__DATA LINES__.
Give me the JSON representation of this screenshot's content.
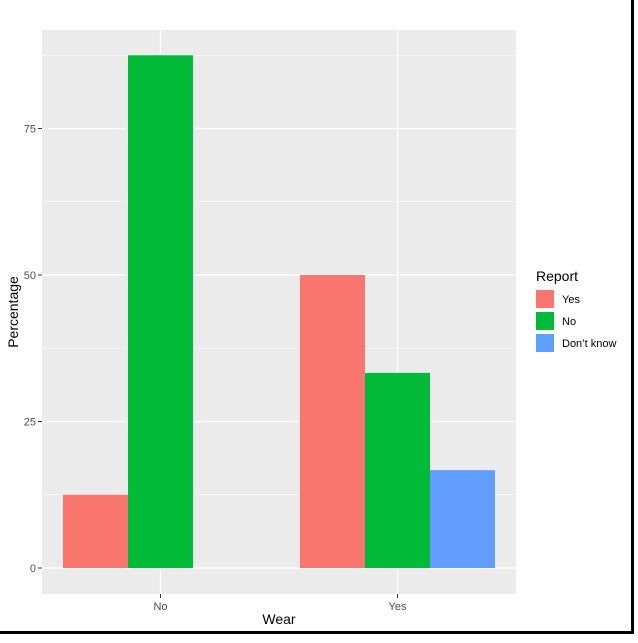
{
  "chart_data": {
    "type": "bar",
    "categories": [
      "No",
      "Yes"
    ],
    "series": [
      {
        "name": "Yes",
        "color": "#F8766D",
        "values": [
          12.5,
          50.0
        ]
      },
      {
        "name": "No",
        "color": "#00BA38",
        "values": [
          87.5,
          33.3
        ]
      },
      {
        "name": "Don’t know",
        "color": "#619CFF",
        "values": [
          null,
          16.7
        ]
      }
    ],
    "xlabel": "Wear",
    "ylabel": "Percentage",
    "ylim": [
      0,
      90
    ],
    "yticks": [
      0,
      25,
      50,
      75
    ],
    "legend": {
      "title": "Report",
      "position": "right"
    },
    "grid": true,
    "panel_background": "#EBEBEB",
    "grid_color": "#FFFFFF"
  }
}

__REQUIRED WORK__.
Give the material again exactly as it is, but keep the pictures out.

__RESULT__.
Give me the JSON representation of this screenshot's content.
{
  "chart_data": {
    "type": "bar",
    "categories": [
      "No",
      "Yes"
    ],
    "series": [
      {
        "name": "Yes",
        "color": "#F8766D",
        "values": [
          12.5,
          50.0
        ]
      },
      {
        "name": "No",
        "color": "#00BA38",
        "values": [
          87.5,
          33.3
        ]
      },
      {
        "name": "Don’t know",
        "color": "#619CFF",
        "values": [
          null,
          16.7
        ]
      }
    ],
    "xlabel": "Wear",
    "ylabel": "Percentage",
    "ylim": [
      0,
      90
    ],
    "yticks": [
      0,
      25,
      50,
      75
    ],
    "legend": {
      "title": "Report",
      "position": "right"
    },
    "grid": true,
    "panel_background": "#EBEBEB",
    "grid_color": "#FFFFFF"
  }
}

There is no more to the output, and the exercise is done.